Task description » Would you quote the material below in full and unchanged?

Data section »
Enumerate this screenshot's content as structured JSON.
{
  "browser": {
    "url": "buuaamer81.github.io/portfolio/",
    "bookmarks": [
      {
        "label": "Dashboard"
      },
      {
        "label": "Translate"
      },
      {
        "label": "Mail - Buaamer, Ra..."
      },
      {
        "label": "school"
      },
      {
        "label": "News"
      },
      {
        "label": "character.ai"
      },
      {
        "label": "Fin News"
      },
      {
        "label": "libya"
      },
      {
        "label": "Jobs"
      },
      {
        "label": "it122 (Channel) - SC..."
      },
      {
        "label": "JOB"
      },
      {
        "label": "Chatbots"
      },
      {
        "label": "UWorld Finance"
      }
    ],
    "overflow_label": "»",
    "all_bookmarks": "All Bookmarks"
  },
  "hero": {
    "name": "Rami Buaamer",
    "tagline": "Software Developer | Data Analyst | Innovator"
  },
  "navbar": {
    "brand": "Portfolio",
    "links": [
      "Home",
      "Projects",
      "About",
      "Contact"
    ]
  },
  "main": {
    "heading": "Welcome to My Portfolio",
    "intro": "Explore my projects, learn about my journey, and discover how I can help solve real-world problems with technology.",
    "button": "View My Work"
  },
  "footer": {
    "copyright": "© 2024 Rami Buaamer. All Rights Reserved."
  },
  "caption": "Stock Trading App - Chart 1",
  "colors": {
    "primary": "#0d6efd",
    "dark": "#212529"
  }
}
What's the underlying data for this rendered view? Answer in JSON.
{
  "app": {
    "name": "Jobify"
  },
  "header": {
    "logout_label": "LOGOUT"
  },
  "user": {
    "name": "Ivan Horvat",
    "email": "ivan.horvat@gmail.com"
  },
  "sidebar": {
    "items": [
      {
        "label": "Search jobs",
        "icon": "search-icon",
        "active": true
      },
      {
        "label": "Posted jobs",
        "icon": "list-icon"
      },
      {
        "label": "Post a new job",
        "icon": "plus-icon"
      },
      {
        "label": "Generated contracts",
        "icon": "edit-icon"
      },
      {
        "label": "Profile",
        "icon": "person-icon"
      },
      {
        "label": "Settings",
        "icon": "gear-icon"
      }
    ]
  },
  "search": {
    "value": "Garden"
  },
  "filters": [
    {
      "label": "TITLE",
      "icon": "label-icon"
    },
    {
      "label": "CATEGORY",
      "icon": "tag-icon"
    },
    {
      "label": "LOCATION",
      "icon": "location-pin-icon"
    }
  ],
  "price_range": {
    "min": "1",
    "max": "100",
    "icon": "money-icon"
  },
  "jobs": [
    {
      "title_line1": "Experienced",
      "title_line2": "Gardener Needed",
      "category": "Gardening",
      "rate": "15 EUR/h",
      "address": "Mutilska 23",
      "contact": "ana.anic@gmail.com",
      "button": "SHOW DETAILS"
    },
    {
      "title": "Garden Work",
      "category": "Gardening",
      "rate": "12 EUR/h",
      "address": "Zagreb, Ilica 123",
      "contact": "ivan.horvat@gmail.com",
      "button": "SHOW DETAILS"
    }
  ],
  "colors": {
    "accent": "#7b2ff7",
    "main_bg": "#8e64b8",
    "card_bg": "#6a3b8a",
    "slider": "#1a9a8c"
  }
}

Solution to this problem »
Enumerate this screenshot's content as structured JSON.
{
  "browser": {
    "url": "buuaamer81.github.io/portfolio/",
    "bookmarks": [
      {
        "label": "Dashboard"
      },
      {
        "label": "Translate"
      },
      {
        "label": "Mail - Buaamer, Ra..."
      },
      {
        "label": "school"
      },
      {
        "label": "News"
      },
      {
        "label": "character.ai"
      },
      {
        "label": "Fin News"
      },
      {
        "label": "libya"
      },
      {
        "label": "Jobs"
      },
      {
        "label": "it122 (Channel) - SC..."
      },
      {
        "label": "JOB"
      },
      {
        "label": "Chatbots"
      },
      {
        "label": "UWorld Finance"
      }
    ],
    "overflow_label": "»",
    "all_bookmarks": "All Bookmarks"
  },
  "hero": {
    "name": "Rami Buaamer",
    "tagline": "Software Developer | Data Analyst | Innovator"
  },
  "navbar": {
    "brand": "Portfolio",
    "links": [
      "Home",
      "Projects",
      "About",
      "Contact"
    ]
  },
  "main": {
    "heading": "Welcome to My Portfolio",
    "intro": "Explore my projects, learn about my journey, and discover how I can help solve real-world problems with technology.",
    "button": "View My Work"
  },
  "footer": {
    "copyright": "© 2024 Rami Buaamer. All Rights Reserved."
  },
  "caption": "Stock Trading App - Chart 1",
  "colors": {
    "primary": "#0d6efd",
    "dark": "#212529"
  }
}
What's the underlying data for this rendered view? Answer in JSON.
{
  "app": {
    "name": "Jobify"
  },
  "header": {
    "logout_label": "LOGOUT"
  },
  "user": {
    "name": "Ivan Horvat",
    "email": "ivan.horvat@gmail.com"
  },
  "sidebar": {
    "items": [
      {
        "label": "Search jobs",
        "icon": "search-icon",
        "active": true
      },
      {
        "label": "Posted jobs",
        "icon": "list-icon"
      },
      {
        "label": "Post a new job",
        "icon": "plus-icon"
      },
      {
        "label": "Generated contracts",
        "icon": "edit-icon"
      },
      {
        "label": "Profile",
        "icon": "person-icon"
      },
      {
        "label": "Settings",
        "icon": "gear-icon"
      }
    ]
  },
  "search": {
    "value": "Garden"
  },
  "filters": [
    {
      "label": "TITLE",
      "icon": "label-icon"
    },
    {
      "label": "CATEGORY",
      "icon": "tag-icon"
    },
    {
      "label": "LOCATION",
      "icon": "location-pin-icon"
    }
  ],
  "price_range": {
    "min": "1",
    "max": "100",
    "icon": "money-icon"
  },
  "jobs": [
    {
      "title_line1": "Experienced",
      "title_line2": "Gardener Needed",
      "category": "Gardening",
      "rate": "15 EUR/h",
      "address": "Mutilska 23",
      "contact": "ana.anic@gmail.com",
      "button": "SHOW DETAILS"
    },
    {
      "title": "Garden Work",
      "category": "Gardening",
      "rate": "12 EUR/h",
      "address": "Zagreb, Ilica 123",
      "contact": "ivan.horvat@gmail.com",
      "button": "SHOW DETAILS"
    }
  ],
  "colors": {
    "accent": "#7b2ff7",
    "main_bg": "#8e64b8",
    "card_bg": "#6a3b8a",
    "slider": "#1a9a8c"
  }
}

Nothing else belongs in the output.